-- Data follows --
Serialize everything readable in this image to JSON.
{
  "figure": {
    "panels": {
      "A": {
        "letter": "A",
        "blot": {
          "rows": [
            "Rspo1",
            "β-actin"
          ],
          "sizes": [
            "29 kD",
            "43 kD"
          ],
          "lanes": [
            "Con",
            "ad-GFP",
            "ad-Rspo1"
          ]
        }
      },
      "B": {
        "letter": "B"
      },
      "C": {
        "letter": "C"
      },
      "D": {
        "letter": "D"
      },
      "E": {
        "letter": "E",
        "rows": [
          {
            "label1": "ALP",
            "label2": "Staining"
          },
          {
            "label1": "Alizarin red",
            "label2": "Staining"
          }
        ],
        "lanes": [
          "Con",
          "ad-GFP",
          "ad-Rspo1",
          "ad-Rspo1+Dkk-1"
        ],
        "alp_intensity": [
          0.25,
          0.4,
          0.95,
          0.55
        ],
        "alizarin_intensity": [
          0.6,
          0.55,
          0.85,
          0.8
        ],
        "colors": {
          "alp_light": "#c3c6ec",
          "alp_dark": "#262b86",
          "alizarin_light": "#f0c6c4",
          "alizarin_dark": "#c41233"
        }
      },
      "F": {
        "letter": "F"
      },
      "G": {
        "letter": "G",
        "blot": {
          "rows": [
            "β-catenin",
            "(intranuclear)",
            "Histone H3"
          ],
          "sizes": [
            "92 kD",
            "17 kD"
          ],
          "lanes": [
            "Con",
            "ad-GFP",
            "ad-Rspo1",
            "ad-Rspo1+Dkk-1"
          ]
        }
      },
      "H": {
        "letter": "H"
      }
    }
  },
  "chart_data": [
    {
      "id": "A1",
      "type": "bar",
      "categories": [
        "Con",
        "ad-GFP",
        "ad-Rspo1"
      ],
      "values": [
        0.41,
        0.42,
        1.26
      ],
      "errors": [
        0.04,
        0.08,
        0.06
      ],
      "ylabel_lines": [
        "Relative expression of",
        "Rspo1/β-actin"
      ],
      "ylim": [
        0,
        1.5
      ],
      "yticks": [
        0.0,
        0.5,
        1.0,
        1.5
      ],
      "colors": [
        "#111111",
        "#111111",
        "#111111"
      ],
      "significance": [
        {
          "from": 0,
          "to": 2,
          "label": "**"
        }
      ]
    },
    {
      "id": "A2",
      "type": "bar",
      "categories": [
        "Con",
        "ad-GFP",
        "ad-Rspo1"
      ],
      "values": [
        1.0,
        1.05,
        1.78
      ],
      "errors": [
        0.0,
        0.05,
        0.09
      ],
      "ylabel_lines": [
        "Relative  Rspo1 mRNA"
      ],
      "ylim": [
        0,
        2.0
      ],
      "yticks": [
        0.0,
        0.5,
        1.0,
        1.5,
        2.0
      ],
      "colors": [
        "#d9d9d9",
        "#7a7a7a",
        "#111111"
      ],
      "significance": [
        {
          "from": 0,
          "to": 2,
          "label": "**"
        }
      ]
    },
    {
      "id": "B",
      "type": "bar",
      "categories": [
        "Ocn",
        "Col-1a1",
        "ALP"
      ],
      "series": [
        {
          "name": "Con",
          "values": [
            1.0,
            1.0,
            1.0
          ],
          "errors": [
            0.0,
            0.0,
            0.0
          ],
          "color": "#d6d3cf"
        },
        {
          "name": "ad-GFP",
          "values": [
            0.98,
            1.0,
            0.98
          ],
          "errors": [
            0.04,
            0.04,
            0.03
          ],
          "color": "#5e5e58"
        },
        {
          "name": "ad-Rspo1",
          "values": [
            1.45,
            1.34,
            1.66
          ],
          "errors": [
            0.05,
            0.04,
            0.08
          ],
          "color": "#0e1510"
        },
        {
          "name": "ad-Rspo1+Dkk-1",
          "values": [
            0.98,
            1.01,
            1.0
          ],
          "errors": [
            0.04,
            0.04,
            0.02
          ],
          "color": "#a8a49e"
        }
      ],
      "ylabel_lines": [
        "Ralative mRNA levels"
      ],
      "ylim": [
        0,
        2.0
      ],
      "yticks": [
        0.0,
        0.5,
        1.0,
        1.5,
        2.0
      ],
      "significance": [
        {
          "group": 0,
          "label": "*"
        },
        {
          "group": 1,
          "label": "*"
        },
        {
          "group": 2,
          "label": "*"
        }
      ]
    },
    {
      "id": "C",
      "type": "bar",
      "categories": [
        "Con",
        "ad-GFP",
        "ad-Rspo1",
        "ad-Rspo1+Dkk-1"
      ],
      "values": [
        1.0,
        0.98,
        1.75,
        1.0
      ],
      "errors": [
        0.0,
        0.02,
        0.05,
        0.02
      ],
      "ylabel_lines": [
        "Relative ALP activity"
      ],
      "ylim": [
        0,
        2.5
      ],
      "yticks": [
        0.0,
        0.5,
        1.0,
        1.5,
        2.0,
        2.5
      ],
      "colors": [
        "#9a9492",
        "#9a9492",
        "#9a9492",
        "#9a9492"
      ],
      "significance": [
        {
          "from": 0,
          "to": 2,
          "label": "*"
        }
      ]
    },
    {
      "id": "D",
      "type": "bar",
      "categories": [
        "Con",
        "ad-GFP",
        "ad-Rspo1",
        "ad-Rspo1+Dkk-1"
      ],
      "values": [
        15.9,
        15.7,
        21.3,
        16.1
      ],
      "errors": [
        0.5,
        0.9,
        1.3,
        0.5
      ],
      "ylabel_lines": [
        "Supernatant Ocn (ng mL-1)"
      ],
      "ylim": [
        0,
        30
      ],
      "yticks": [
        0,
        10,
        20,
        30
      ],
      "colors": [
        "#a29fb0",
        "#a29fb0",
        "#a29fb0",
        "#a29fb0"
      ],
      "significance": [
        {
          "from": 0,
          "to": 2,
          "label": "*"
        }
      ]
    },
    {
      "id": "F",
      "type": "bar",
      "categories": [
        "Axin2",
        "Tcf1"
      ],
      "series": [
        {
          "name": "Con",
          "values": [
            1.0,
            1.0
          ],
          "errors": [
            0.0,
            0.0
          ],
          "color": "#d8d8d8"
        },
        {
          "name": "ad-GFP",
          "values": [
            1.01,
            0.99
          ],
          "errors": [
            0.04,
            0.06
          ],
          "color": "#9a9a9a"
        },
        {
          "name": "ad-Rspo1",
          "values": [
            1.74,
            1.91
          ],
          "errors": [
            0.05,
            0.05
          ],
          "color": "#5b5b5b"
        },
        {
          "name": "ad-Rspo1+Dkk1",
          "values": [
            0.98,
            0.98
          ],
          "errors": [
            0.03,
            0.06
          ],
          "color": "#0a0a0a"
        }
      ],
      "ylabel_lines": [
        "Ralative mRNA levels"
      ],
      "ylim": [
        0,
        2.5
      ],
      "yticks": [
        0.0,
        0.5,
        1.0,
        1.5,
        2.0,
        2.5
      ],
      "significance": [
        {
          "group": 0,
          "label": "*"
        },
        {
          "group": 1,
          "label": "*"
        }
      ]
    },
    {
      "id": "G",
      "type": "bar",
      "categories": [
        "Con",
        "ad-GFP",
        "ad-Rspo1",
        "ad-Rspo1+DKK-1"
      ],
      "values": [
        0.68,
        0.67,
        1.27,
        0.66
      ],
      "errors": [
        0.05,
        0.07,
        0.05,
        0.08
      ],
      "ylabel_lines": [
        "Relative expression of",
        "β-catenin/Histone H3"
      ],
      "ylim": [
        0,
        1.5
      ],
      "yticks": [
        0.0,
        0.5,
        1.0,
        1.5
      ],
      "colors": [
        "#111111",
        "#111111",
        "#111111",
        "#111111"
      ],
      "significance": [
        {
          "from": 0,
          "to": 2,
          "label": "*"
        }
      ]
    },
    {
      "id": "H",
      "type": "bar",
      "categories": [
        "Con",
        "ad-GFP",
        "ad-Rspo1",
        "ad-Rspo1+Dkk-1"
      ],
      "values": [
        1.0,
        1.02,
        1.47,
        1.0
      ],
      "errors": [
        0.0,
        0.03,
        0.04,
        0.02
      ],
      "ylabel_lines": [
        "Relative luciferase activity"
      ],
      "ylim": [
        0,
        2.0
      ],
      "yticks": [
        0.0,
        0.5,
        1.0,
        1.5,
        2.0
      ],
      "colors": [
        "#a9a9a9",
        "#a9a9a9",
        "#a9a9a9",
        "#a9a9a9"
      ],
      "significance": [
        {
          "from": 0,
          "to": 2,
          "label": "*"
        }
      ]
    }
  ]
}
-- Data concluded --
## Directions for this task
Locate the word "letter" in the entries, and copy every line where it is found.

## Solution for this problem
        "letter": "A",
        "letter": "B"
        "letter": "C"
        "letter": "D"
        "letter": "E",
        "letter": "F"
        "letter": "G",
        "letter": "H"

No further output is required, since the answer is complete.